Exercise requirements. Pick every line from the data that holds the word "hiheelo".

Data records.
☆ ☆ ☆ ☆
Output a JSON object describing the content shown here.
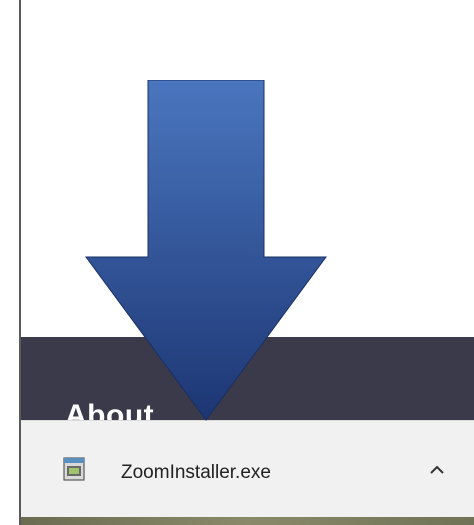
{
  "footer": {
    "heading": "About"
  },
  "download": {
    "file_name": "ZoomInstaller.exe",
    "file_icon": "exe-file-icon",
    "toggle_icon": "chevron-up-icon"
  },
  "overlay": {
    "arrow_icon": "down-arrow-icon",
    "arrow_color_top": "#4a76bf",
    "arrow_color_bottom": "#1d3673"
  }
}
☆ ☆ ☆ ☆
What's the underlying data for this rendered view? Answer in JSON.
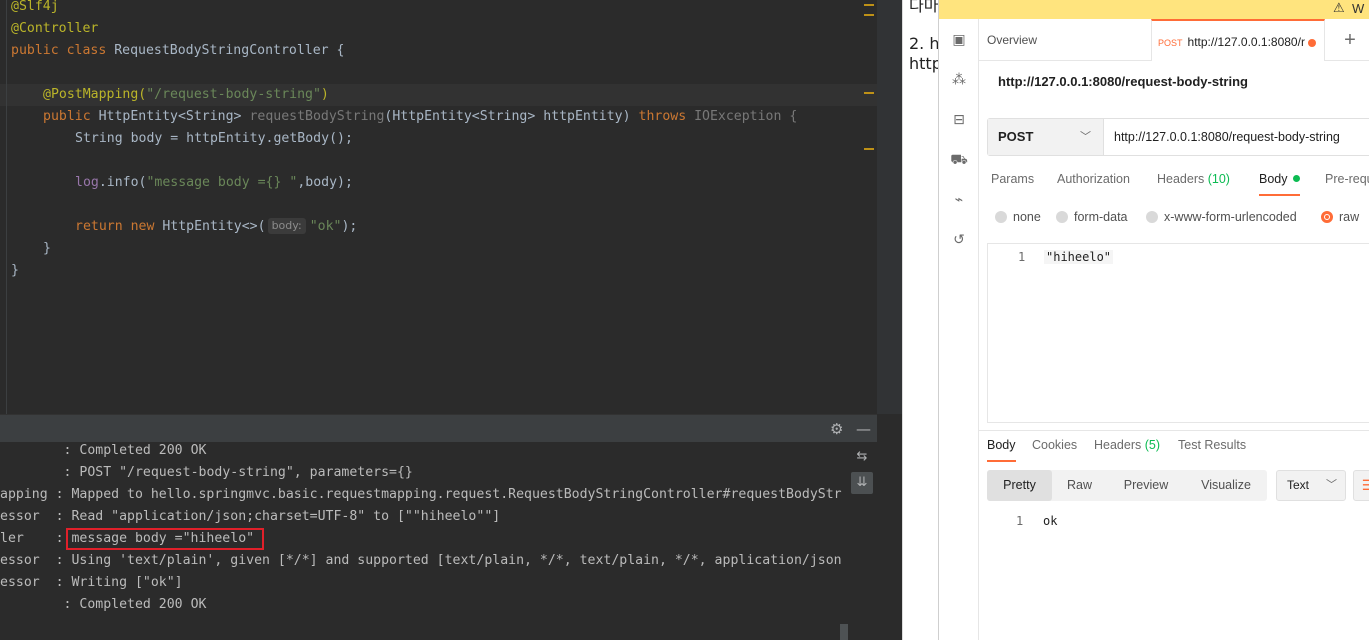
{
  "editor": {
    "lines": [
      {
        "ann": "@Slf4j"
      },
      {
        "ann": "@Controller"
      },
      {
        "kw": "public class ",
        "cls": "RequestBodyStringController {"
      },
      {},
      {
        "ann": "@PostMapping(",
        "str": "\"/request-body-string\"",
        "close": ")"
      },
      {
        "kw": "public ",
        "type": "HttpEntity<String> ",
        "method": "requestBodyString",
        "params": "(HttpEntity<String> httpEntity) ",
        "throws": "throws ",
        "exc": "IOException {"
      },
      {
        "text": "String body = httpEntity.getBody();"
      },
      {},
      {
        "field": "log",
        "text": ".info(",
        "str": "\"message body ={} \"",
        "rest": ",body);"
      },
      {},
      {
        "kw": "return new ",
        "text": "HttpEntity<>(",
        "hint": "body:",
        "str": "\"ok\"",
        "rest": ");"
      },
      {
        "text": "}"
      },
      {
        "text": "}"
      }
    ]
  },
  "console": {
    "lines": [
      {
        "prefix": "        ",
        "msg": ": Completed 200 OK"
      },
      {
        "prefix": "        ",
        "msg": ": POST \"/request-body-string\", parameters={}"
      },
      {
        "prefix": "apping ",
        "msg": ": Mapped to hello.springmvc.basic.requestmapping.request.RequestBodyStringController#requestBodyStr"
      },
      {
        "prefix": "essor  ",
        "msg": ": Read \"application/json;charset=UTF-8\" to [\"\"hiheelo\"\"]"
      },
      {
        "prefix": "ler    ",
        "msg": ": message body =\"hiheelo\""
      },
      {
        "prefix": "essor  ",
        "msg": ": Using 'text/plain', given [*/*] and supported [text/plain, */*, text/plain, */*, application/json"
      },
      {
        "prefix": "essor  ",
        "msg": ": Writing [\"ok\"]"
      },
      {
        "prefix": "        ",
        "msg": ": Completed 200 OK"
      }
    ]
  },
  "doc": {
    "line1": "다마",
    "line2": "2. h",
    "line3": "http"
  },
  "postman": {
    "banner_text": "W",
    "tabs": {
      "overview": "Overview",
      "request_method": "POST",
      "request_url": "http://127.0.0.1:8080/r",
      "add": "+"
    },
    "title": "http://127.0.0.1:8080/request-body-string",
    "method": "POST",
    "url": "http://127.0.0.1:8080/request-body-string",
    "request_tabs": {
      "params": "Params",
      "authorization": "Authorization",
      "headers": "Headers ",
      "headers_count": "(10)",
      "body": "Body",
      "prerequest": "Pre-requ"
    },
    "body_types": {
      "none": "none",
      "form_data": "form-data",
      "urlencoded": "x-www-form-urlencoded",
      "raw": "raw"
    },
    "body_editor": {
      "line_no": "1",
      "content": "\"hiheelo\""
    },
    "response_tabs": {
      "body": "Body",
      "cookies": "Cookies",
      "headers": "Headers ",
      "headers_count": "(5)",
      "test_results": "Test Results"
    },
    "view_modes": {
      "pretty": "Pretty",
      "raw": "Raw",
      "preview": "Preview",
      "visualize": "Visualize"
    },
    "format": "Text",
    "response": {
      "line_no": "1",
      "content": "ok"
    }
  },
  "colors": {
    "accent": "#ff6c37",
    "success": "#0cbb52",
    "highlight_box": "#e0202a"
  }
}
☆ ☆ ☆ ☆
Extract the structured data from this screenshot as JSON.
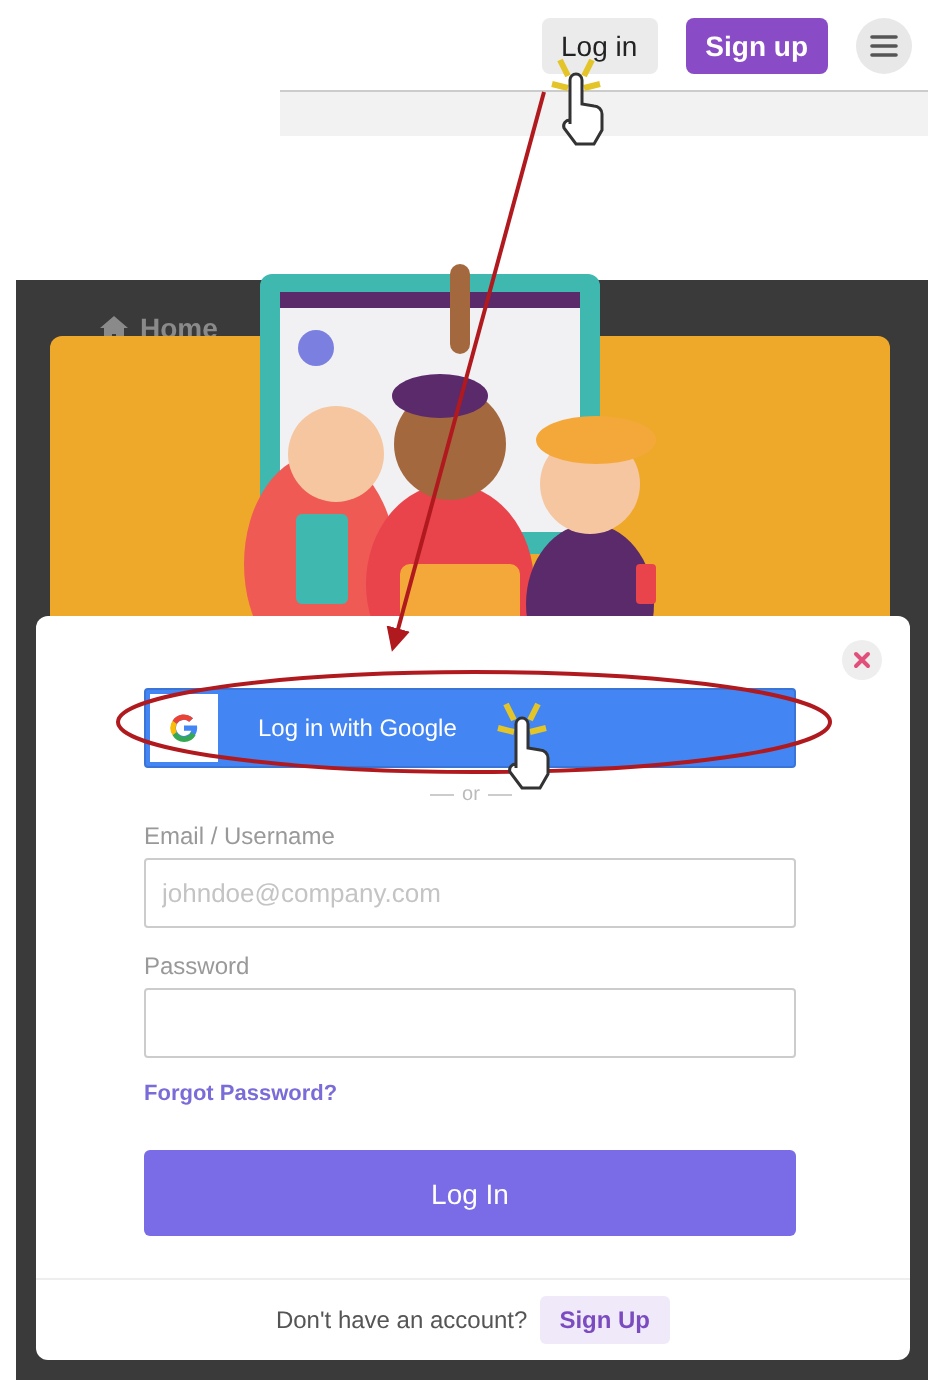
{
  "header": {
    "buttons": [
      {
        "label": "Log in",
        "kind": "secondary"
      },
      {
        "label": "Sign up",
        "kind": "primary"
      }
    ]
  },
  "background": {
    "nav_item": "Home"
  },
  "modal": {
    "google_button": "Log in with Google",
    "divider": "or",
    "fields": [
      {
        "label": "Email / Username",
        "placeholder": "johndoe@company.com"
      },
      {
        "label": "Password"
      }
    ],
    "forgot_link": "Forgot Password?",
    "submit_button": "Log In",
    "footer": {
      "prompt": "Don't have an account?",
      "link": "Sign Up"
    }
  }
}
☆ ☆ ☆ ☆
Correct output.
        "msg": ": Read \"application/json;charset=UTF-8\" to [\"\"hiheelo\"\"]"
        "msg": ": message body =\"hiheelo\""
      "content": "\"hiheelo\""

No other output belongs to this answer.